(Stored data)
>>

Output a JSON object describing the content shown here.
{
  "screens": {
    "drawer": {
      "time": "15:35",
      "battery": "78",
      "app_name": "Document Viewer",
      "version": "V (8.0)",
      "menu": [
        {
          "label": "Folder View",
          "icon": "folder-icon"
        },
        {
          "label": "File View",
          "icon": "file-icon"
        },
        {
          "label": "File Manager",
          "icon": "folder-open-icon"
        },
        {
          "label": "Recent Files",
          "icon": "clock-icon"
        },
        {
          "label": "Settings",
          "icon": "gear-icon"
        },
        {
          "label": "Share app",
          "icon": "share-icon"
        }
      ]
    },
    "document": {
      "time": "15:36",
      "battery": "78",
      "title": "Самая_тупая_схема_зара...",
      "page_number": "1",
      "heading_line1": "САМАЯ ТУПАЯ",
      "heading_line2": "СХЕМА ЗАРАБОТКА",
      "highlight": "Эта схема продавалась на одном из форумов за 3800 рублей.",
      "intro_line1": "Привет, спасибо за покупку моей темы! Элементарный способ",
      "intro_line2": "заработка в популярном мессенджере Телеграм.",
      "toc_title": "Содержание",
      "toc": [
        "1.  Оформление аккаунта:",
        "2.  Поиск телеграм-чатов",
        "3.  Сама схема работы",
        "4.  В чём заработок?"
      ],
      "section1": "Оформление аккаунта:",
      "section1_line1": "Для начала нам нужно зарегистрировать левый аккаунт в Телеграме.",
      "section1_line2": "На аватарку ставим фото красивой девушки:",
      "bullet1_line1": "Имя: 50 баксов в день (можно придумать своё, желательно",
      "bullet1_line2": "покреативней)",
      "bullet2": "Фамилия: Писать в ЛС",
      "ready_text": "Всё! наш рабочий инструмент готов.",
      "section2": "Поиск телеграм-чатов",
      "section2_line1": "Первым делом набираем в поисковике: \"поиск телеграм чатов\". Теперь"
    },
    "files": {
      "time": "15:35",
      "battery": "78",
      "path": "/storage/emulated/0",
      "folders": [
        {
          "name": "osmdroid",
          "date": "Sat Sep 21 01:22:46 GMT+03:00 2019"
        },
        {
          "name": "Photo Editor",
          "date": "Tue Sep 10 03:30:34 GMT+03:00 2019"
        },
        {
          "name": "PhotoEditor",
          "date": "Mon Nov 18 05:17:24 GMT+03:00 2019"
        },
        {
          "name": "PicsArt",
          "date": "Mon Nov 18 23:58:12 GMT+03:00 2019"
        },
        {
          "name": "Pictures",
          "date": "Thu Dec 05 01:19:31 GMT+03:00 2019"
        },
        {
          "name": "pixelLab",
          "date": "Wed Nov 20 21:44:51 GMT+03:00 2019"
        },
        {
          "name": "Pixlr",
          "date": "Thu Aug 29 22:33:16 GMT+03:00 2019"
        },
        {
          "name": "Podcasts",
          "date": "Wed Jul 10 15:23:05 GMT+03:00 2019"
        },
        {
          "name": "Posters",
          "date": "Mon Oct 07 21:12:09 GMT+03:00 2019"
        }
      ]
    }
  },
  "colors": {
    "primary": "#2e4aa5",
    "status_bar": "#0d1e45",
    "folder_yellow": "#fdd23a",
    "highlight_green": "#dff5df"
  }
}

<<

What is needed:
Copy each record from above exactly, and include every line.

Exercise output:
Output a JSON object describing the content shown here.
{
  "screens": {
    "drawer": {
      "time": "15:35",
      "battery": "78",
      "app_name": "Document Viewer",
      "version": "V (8.0)",
      "menu": [
        {
          "label": "Folder View",
          "icon": "folder-icon"
        },
        {
          "label": "File View",
          "icon": "file-icon"
        },
        {
          "label": "File Manager",
          "icon": "folder-open-icon"
        },
        {
          "label": "Recent Files",
          "icon": "clock-icon"
        },
        {
          "label": "Settings",
          "icon": "gear-icon"
        },
        {
          "label": "Share app",
          "icon": "share-icon"
        }
      ]
    },
    "document": {
      "time": "15:36",
      "battery": "78",
      "title": "Самая_тупая_схема_зара...",
      "page_number": "1",
      "heading_line1": "САМАЯ ТУПАЯ",
      "heading_line2": "СХЕМА ЗАРАБОТКА",
      "highlight": "Эта схема продавалась на одном из форумов за 3800 рублей.",
      "intro_line1": "Привет, спасибо за покупку моей темы! Элементарный способ",
      "intro_line2": "заработка в популярном мессенджере Телеграм.",
      "toc_title": "Содержание",
      "toc": [
        "1.  Оформление аккаунта:",
        "2.  Поиск телеграм-чатов",
        "3.  Сама схема работы",
        "4.  В чём заработок?"
      ],
      "section1": "Оформление аккаунта:",
      "section1_line1": "Для начала нам нужно зарегистрировать левый аккаунт в Телеграме.",
      "section1_line2": "На аватарку ставим фото красивой девушки:",
      "bullet1_line1": "Имя: 50 баксов в день (можно придумать своё, желательно",
      "bullet1_line2": "покреативней)",
      "bullet2": "Фамилия: Писать в ЛС",
      "ready_text": "Всё! наш рабочий инструмент готов.",
      "section2": "Поиск телеграм-чатов",
      "section2_line1": "Первым делом набираем в поисковике: \"поиск телеграм чатов\". Теперь"
    },
    "files": {
      "time": "15:35",
      "battery": "78",
      "path": "/storage/emulated/0",
      "folders": [
        {
          "name": "osmdroid",
          "date": "Sat Sep 21 01:22:46 GMT+03:00 2019"
        },
        {
          "name": "Photo Editor",
          "date": "Tue Sep 10 03:30:34 GMT+03:00 2019"
        },
        {
          "name": "PhotoEditor",
          "date": "Mon Nov 18 05:17:24 GMT+03:00 2019"
        },
        {
          "name": "PicsArt",
          "date": "Mon Nov 18 23:58:12 GMT+03:00 2019"
        },
        {
          "name": "Pictures",
          "date": "Thu Dec 05 01:19:31 GMT+03:00 2019"
        },
        {
          "name": "pixelLab",
          "date": "Wed Nov 20 21:44:51 GMT+03:00 2019"
        },
        {
          "name": "Pixlr",
          "date": "Thu Aug 29 22:33:16 GMT+03:00 2019"
        },
        {
          "name": "Podcasts",
          "date": "Wed Jul 10 15:23:05 GMT+03:00 2019"
        },
        {
          "name": "Posters",
          "date": "Mon Oct 07 21:12:09 GMT+03:00 2019"
        }
      ]
    }
  },
  "colors": {
    "primary": "#2e4aa5",
    "status_bar": "#0d1e45",
    "folder_yellow": "#fdd23a",
    "highlight_green": "#dff5df"
  }
}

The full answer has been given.